• Instructions for the task: Repeat the data below exactly, dropping any pictures it holds.

• Provided material:

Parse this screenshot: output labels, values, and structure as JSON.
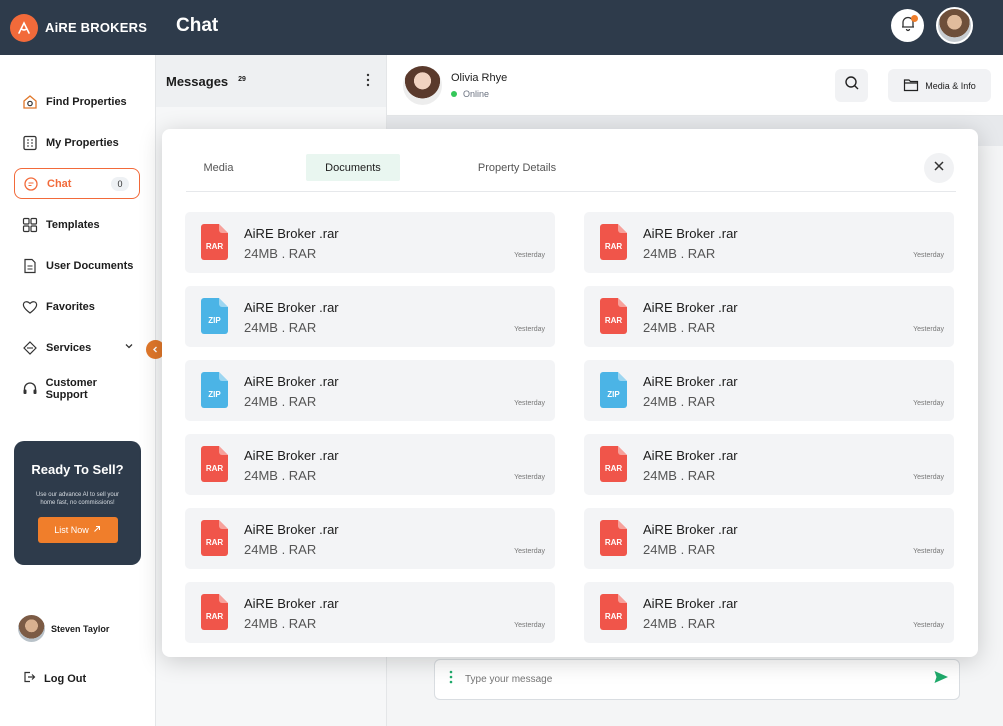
{
  "brand": {
    "name": "AiRE BROKERS"
  },
  "topbar": {
    "title": "Chat"
  },
  "sidebar": {
    "items": [
      {
        "label": "Find Properties",
        "icon": "home-search-icon",
        "active": false
      },
      {
        "label": "My Properties",
        "icon": "building-icon",
        "active": false
      },
      {
        "label": "Chat",
        "icon": "chat-icon",
        "active": true,
        "count": "0"
      },
      {
        "label": "Templates",
        "icon": "templates-icon",
        "active": false
      },
      {
        "label": "User Documents",
        "icon": "document-icon",
        "active": false
      },
      {
        "label": "Favorites",
        "icon": "heart-icon",
        "active": false
      },
      {
        "label": "Services",
        "icon": "services-icon",
        "active": false
      },
      {
        "label": "Customer Support",
        "icon": "headset-icon",
        "active": false
      }
    ],
    "promo": {
      "title": "Ready To Sell?",
      "text": "Use our advance AI to sell your home fast, no commissions!",
      "button": "List Now"
    },
    "user_name": "Steven Taylor",
    "logout": "Log Out"
  },
  "messages": {
    "title": "Messages",
    "count": "29"
  },
  "conversation": {
    "name": "Olivia Rhye",
    "status": "Online",
    "media_button": "Media & Info"
  },
  "composer": {
    "placeholder": "Type your message"
  },
  "modal": {
    "tabs": [
      "Media",
      "Documents",
      "Property Details"
    ],
    "active_tab": "Documents",
    "documents": [
      {
        "name": "AiRE Broker .rar",
        "meta": "24MB .  RAR",
        "time": "Yesterday",
        "type": "RAR"
      },
      {
        "name": "AiRE Broker .rar",
        "meta": "24MB .  RAR",
        "time": "Yesterday",
        "type": "RAR"
      },
      {
        "name": "AiRE Broker .rar",
        "meta": "24MB .  RAR",
        "time": "Yesterday",
        "type": "ZIP"
      },
      {
        "name": "AiRE Broker .rar",
        "meta": "24MB .  RAR",
        "time": "Yesterday",
        "type": "RAR"
      },
      {
        "name": "AiRE Broker .rar",
        "meta": "24MB .  RAR",
        "time": "Yesterday",
        "type": "ZIP"
      },
      {
        "name": "AiRE Broker .rar",
        "meta": "24MB .  RAR",
        "time": "Yesterday",
        "type": "ZIP"
      },
      {
        "name": "AiRE Broker .rar",
        "meta": "24MB .  RAR",
        "time": "Yesterday",
        "type": "RAR"
      },
      {
        "name": "AiRE Broker .rar",
        "meta": "24MB .  RAR",
        "time": "Yesterday",
        "type": "RAR"
      },
      {
        "name": "AiRE Broker .rar",
        "meta": "24MB .  RAR",
        "time": "Yesterday",
        "type": "RAR"
      },
      {
        "name": "AiRE Broker .rar",
        "meta": "24MB .  RAR",
        "time": "Yesterday",
        "type": "RAR"
      },
      {
        "name": "AiRE Broker .rar",
        "meta": "24MB .  RAR",
        "time": "Yesterday",
        "type": "RAR"
      },
      {
        "name": "AiRE Broker .rar",
        "meta": "24MB .  RAR",
        "time": "Yesterday",
        "type": "RAR"
      }
    ]
  },
  "colors": {
    "navy": "#2e3b4b",
    "accent": "#f26a3a",
    "rar": "#f0554a",
    "zip": "#4bb4e6",
    "online": "#34c759",
    "send": "#1faa6b"
  }
}
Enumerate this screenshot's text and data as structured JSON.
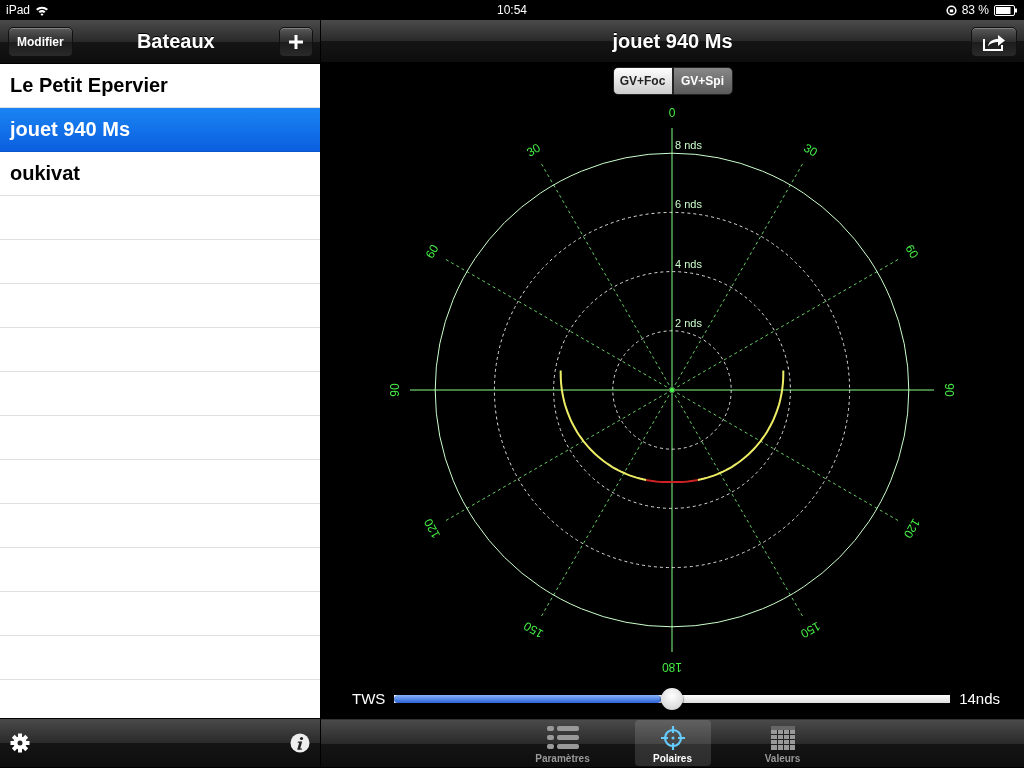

• Output:
Parse this screenshot: output labels, values, and structure as JSON.
{
  "brand": {
    "name": "AiRE BROKERS"
  },
  "topbar": {
    "title": "Chat"
  },
  "sidebar": {
    "items": [
      {
        "label": "Find Properties",
        "icon": "home-search-icon",
        "active": false
      },
      {
        "label": "My Properties",
        "icon": "building-icon",
        "active": false
      },
      {
        "label": "Chat",
        "icon": "chat-icon",
        "active": true,
        "count": "0"
      },
      {
        "label": "Templates",
        "icon": "templates-icon",
        "active": false
      },
      {
        "label": "User Documents",
        "icon": "document-icon",
        "active": false
      },
      {
        "label": "Favorites",
        "icon": "heart-icon",
        "active": false
      },
      {
        "label": "Services",
        "icon": "services-icon",
        "active": false
      },
      {
        "label": "Customer Support",
        "icon": "headset-icon",
        "active": false
      }
    ],
    "promo": {
      "title": "Ready To Sell?",
      "text": "Use our advance AI to sell your home fast, no commissions!",
      "button": "List Now"
    },
    "user_name": "Steven Taylor",
    "logout": "Log Out"
  },
  "messages": {
    "title": "Messages",
    "count": "29"
  },
  "conversation": {
    "name": "Olivia Rhye",
    "status": "Online",
    "media_button": "Media & Info"
  },
  "composer": {
    "placeholder": "Type your message"
  },
  "modal": {
    "tabs": [
      "Media",
      "Documents",
      "Property Details"
    ],
    "active_tab": "Documents",
    "documents": [
      {
        "name": "AiRE Broker .rar",
        "meta": "24MB .  RAR",
        "time": "Yesterday",
        "type": "RAR"
      },
      {
        "name": "AiRE Broker .rar",
        "meta": "24MB .  RAR",
        "time": "Yesterday",
        "type": "RAR"
      },
      {
        "name": "AiRE Broker .rar",
        "meta": "24MB .  RAR",
        "time": "Yesterday",
        "type": "ZIP"
      },
      {
        "name": "AiRE Broker .rar",
        "meta": "24MB .  RAR",
        "time": "Yesterday",
        "type": "RAR"
      },
      {
        "name": "AiRE Broker .rar",
        "meta": "24MB .  RAR",
        "time": "Yesterday",
        "type": "ZIP"
      },
      {
        "name": "AiRE Broker .rar",
        "meta": "24MB .  RAR",
        "time": "Yesterday",
        "type": "ZIP"
      },
      {
        "name": "AiRE Broker .rar",
        "meta": "24MB .  RAR",
        "time": "Yesterday",
        "type": "RAR"
      },
      {
        "name": "AiRE Broker .rar",
        "meta": "24MB .  RAR",
        "time": "Yesterday",
        "type": "RAR"
      },
      {
        "name": "AiRE Broker .rar",
        "meta": "24MB .  RAR",
        "time": "Yesterday",
        "type": "RAR"
      },
      {
        "name": "AiRE Broker .rar",
        "meta": "24MB .  RAR",
        "time": "Yesterday",
        "type": "RAR"
      },
      {
        "name": "AiRE Broker .rar",
        "meta": "24MB .  RAR",
        "time": "Yesterday",
        "type": "RAR"
      },
      {
        "name": "AiRE Broker .rar",
        "meta": "24MB .  RAR",
        "time": "Yesterday",
        "type": "RAR"
      }
    ]
  },
  "colors": {
    "navy": "#2e3b4b",
    "accent": "#f26a3a",
    "rar": "#f0554a",
    "zip": "#4bb4e6",
    "online": "#34c759",
    "send": "#1faa6b"
  }
}
Enumerate this screenshot's text and data as structured JSON.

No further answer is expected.